◆ Entries with figure data:

— begin —

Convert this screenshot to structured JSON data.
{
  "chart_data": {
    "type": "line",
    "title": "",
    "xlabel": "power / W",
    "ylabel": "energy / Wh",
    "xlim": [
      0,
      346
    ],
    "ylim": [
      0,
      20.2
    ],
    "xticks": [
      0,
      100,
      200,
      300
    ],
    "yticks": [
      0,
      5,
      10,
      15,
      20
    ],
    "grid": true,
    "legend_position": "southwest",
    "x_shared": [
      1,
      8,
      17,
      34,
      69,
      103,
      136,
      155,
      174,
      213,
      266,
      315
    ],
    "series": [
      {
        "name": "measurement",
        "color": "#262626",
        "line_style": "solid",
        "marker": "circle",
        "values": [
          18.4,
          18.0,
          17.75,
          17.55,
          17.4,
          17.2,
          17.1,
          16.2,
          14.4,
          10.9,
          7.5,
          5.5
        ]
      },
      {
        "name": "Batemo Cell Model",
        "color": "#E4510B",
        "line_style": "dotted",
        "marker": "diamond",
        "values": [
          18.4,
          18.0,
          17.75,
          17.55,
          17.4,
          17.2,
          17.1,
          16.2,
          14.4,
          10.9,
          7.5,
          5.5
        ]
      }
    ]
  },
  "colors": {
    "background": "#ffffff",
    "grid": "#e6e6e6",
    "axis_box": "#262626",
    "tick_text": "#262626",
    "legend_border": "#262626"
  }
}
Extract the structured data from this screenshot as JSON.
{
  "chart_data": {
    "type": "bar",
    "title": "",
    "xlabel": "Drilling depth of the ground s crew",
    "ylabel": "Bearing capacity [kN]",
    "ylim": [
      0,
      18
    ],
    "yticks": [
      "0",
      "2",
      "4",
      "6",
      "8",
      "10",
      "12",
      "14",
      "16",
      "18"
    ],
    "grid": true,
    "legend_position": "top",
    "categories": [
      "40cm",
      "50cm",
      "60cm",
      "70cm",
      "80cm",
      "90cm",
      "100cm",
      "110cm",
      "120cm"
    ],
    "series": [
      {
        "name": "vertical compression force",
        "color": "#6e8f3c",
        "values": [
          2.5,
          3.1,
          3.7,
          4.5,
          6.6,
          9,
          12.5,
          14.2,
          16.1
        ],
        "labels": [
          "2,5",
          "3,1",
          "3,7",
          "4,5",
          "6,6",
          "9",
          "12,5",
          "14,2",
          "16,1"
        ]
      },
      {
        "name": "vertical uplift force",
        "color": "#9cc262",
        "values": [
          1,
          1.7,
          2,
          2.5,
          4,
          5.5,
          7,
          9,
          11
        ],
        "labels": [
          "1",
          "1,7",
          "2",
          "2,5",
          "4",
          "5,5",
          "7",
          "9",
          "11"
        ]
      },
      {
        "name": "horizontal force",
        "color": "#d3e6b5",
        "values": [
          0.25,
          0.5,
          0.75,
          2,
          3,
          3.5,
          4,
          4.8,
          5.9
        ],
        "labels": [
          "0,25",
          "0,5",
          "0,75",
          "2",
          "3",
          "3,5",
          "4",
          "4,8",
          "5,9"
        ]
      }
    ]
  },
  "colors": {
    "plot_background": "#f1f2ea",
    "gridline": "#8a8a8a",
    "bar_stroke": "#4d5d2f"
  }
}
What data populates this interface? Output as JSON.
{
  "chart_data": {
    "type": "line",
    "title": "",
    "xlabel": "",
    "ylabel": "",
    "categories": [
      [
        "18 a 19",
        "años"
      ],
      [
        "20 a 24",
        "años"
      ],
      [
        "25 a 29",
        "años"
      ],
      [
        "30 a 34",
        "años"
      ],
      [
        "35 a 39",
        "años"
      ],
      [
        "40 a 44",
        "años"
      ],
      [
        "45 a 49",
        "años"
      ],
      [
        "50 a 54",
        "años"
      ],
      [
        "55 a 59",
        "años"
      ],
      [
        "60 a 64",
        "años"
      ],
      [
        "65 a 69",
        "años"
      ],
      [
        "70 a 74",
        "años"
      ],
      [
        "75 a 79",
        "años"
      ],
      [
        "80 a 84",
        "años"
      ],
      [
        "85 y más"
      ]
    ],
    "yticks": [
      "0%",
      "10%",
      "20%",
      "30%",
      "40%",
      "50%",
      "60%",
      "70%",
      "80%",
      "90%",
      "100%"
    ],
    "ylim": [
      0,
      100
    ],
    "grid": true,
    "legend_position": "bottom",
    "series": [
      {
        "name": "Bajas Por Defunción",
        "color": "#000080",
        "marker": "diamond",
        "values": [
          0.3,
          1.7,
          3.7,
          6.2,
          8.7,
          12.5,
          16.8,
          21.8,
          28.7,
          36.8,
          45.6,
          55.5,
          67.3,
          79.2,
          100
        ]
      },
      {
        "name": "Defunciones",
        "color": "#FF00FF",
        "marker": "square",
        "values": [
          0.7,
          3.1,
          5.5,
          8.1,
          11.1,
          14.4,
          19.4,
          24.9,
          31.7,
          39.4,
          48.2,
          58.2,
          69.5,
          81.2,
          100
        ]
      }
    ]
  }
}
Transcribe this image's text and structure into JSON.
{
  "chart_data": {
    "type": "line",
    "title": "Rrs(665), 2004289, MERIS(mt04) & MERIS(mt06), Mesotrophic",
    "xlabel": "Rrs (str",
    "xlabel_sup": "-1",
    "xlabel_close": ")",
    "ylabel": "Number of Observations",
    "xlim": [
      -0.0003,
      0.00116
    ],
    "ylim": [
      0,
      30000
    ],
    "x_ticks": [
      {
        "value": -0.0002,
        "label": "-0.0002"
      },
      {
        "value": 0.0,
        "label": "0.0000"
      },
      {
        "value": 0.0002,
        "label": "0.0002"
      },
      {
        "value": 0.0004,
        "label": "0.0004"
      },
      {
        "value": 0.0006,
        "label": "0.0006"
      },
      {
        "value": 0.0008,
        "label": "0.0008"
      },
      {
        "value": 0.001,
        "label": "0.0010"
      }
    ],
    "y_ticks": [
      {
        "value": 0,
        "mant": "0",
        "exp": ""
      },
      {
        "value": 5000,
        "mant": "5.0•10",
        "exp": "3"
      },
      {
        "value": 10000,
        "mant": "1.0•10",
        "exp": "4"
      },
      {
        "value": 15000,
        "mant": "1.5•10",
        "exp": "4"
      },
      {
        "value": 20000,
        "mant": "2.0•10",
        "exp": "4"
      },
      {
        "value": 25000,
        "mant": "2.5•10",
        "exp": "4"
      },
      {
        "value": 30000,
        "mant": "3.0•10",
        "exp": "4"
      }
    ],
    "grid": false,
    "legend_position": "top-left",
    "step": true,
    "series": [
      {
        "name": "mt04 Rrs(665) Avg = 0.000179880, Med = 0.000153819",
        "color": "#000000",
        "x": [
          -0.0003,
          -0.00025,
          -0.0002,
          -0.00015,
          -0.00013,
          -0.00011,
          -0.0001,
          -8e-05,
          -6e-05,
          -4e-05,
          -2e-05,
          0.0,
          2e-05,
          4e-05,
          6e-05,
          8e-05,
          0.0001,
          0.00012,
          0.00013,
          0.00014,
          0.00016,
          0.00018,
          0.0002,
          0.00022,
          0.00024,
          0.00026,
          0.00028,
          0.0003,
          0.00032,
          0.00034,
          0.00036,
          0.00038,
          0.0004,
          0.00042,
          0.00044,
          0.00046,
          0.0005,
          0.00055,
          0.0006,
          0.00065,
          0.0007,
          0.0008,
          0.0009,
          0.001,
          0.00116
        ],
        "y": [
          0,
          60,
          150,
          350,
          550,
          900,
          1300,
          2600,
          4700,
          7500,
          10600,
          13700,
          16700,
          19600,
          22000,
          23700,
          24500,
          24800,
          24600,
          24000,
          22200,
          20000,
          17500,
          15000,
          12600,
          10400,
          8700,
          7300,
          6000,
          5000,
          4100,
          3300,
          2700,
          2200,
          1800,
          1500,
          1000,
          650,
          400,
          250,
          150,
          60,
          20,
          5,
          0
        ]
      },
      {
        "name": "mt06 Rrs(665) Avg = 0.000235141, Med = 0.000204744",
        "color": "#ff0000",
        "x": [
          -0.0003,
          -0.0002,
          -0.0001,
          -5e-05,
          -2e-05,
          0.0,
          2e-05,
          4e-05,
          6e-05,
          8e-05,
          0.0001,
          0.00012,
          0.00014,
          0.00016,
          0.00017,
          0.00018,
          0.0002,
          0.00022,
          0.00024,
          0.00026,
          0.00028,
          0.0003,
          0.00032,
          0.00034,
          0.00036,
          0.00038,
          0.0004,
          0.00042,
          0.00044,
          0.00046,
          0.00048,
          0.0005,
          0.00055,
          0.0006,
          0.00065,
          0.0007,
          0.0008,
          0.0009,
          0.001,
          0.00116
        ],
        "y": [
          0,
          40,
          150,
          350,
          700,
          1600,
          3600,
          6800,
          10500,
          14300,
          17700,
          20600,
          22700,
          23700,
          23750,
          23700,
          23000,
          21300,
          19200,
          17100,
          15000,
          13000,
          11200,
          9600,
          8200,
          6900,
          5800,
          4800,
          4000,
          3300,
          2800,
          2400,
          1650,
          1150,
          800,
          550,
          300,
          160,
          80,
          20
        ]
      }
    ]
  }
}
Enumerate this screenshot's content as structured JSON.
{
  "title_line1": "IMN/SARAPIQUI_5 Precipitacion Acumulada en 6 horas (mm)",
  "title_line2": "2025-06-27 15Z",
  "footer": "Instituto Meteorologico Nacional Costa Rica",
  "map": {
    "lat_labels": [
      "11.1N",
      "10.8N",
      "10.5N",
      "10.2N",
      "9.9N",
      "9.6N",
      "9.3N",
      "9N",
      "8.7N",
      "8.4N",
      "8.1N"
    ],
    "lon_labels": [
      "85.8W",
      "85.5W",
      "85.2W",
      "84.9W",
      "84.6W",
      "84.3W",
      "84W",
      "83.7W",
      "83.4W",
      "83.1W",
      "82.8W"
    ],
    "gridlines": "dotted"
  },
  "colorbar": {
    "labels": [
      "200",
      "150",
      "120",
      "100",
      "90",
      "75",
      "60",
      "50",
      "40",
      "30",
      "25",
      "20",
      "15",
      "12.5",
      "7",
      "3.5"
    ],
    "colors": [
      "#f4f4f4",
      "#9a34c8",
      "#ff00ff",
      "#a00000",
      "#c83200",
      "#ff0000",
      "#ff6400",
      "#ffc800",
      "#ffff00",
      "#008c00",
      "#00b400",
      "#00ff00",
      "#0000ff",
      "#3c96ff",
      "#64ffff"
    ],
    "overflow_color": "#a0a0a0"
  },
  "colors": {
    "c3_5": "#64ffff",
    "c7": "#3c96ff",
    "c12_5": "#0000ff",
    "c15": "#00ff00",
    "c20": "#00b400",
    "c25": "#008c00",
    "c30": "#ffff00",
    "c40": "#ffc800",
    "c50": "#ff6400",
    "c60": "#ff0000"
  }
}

— end —

Copy out all lines above that include the string "JSON".

Convert this screenshot to structured JSON data.
Extract the structured data from this screenshot as JSON.
What data populates this interface? Output as JSON.
Transcribe this image's text and structure into JSON.
Enumerate this screenshot's content as structured JSON.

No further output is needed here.